-- Material for the task --
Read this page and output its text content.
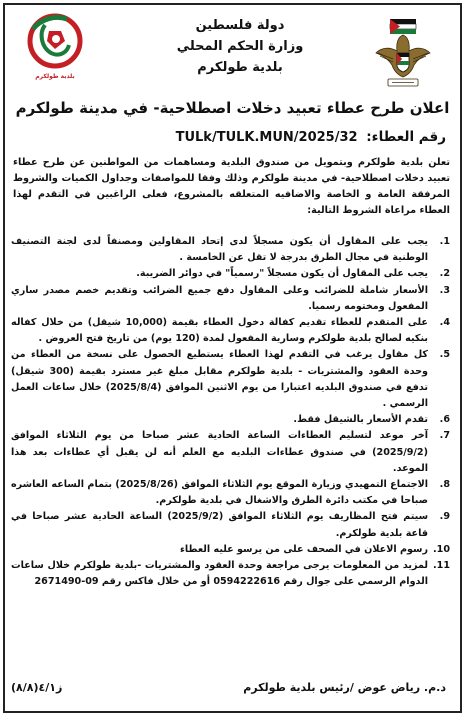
دولة فلسطين
وزارة الحكم المحلي
بلدية طولكرم
بلدية طولكرم
اعلان طرح عطاء تعبيد دخلات اصطلاحية- في مدينة طولكرم
رقم العطاء: TULk/TULK.MUN/2025/32
تعلن بلدية طولكرم وبتمويل من صندوق البلدية ومساهمات من المواطنين عن طرح عطاء تعبيد دخلات اصطلاحية- في مدينة طولكرم وذلك وفقا للمواصفات وجداول الكميات والشروط المرفقة العامة و الخاصة والاضافيه المتعلقه بالمشروع، فعلى الراغبين في التقدم لهذا العطاء مراعاة الشروط التالية:
1.
يجب على المقاول أن يكون مسجلاً لدى إتحاد المقاولين ومصنفاً لدى لجنة التصنيف الوطنية في مجال الطرق بدرجة لا تقل عن الخامسة .
2.
يجب على المقاول أن يكون مسجلاً "رسمياً" في دوائر الضريبة.
3.
الأسعار شاملة للضرائب وعلى المقاول دفع جميع الضرائب وتقديم خصم مصدر ساري المفعول ومختومه رسميا.
4.
على المتقدم للعطاء تقديم كفالة دخول العطاء بقيمة (10,000 شيقل) من خلال كفاله بنكيه لصالح بلدية طولكرم وسارية المفعول لمدة (120 يوم) من تاريخ فتح العروض .
5.
كل مقاول يرغب في التقدم لهذا العطاء يستطيع الحصول على نسخة من العطاء من وحدة العقود والمشتريات - بلدية طولكرم مقابل مبلغ غير مسترد بقيمة (300 شيقل) تدفع في صندوق البلديه اعتبارا من يوم الاثنين الموافق (2025/8/4) خلال ساعات العمل الرسمي .
6.
تقدم الأسعار بالشيقل فقط.
7.
آخر موعد لتسليم العطاءات الساعة الحادية عشر صباحا من يوم الثلاثاء الموافق (2025/9/2) في صندوق عطاءات البلديه مع العلم أنه لن يقبل أي عطاءات بعد هذا الموعد.
8.
الاجتماع التمهيدي وزيارة الموقع يوم الثلاثاء الموافق (2025/8/26) بتمام الساعه العاشره صباحا في مكتب دائرة الطرق والاشغال في بلدية طولكرم.
9.
سيتم فتح المظاريف يوم الثلاثاء الموافق (2025/9/2) الساعة الحادية عشر صباحا في قاعة بلدية طولكرم.
10.
رسوم الاعلان في الصحف على من يرسو عليه العطاء
11.
لمزيد من المعلومات يرجى مراجعة وحدة العقود والمشتريات -بلدية طولكرم خلال ساعات الدوام الرسمي على جوال رقم 0594222616 أو من خلال فاكس رقم 09-2671490
د.م. رياض عوض /رئيس بلدية طولكرم
ز٤/١(٨/٨)
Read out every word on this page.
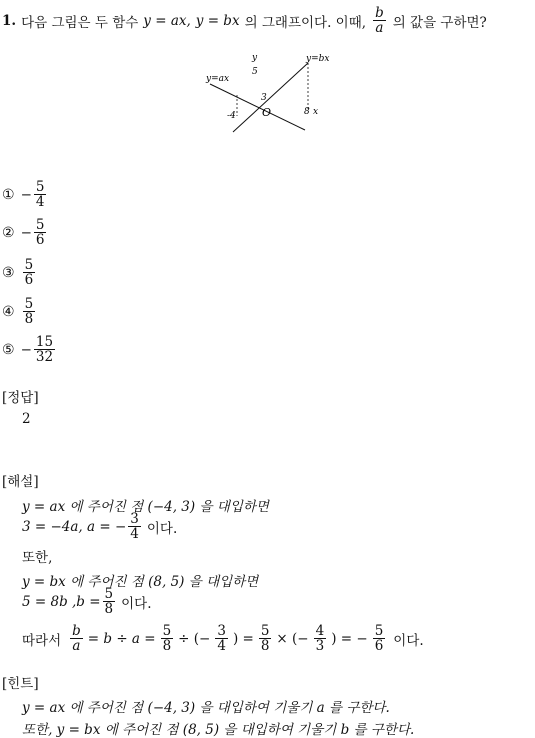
1. 다음 그림은 두 함수 y = ax, y = bx 의 그래프이다. 이때, $\frac{b}{a}$ 의 값을 구하면?
y
5
y=ax
y=bx
3
-4 O	8 x
① − $\frac{5}{4}$
② − $\frac{5}{6}$
③ $\frac{5}{6}$
④ $\frac{5}{8}$
⑤ − $\frac{15}{32}$
[정답]
2
[해설]
y = ax 에 주어진 점 (−4, 3) 을 대입하면
3 = −4a, a = − $\frac{3}{4}$ 이다.
또한,
y = bx 에 주어진 점 (8, 5) 을 대입하면
5 = 8b $,b = \frac{5}{8}$ 이다.
따라서 $\frac{b}{a} = b \div a = \frac{5}{8}$ ÷ (− $\frac{3}{4}$ ) = $\frac{5}{8}$ × (− $\frac{4}{3}$ ) = − $\frac{5}{6}$ 이다.
[힌트]
y = ax 에 주어진 점 (−4, 3) 을 대입하여 기울기 a 를 구한다.
또한, y = bx 에 주어진 점 (8, 5) 을 대입하여 기울기 b 를 구한다.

-- What is needed --
Pick out and copy the lines of the entries that hold the string "بلدية".

-- Problem solution --
بلدية طولكرم
بلدية طولكرم
تعلن بلدية طولكرم وبتمويل من صندوق البلدية ومساهمات من المواطنين عن طرح عطاء تعبيد دخلات اصطلاحية- في مدينة طولكرم وذلك وفقا للمواصفات وجداول الكميات والشروط المرفقة العامة و الخاصة والاضافيه المتعلقه بالمشروع، فعلى الراغبين في التقدم لهذا العطاء مراعاة الشروط التالية:
على المتقدم للعطاء تقديم كفالة دخول العطاء بقيمة (10,000 شيقل) من خلال كفاله بنكيه لصالح بلدية طولكرم وسارية المفعول لمدة (120 يوم) من تاريخ فتح العروض .
كل مقاول يرغب في التقدم لهذا العطاء يستطيع الحصول على نسخة من العطاء من وحدة العقود والمشتريات - بلدية طولكرم مقابل مبلغ غير مسترد بقيمة (300 شيقل) تدفع في صندوق البلديه اعتبارا من يوم الاثنين الموافق (2025/8/4) خلال ساعات العمل الرسمي .
الاجتماع التمهيدي وزيارة الموقع يوم الثلاثاء الموافق (2025/8/26) بتمام الساعه العاشره صباحا في مكتب دائرة الطرق والاشغال في بلدية طولكرم.
سيتم فتح المظاريف يوم الثلاثاء الموافق (2025/9/2) الساعة الحادية عشر صباحا في قاعة بلدية طولكرم.
لمزيد من المعلومات يرجى مراجعة وحدة العقود والمشتريات -بلدية طولكرم خلال ساعات الدوام الرسمي على جوال رقم 0594222616 أو من خلال فاكس رقم 09-2671490
د.م. رياض عوض /رئيس بلدية طولكرم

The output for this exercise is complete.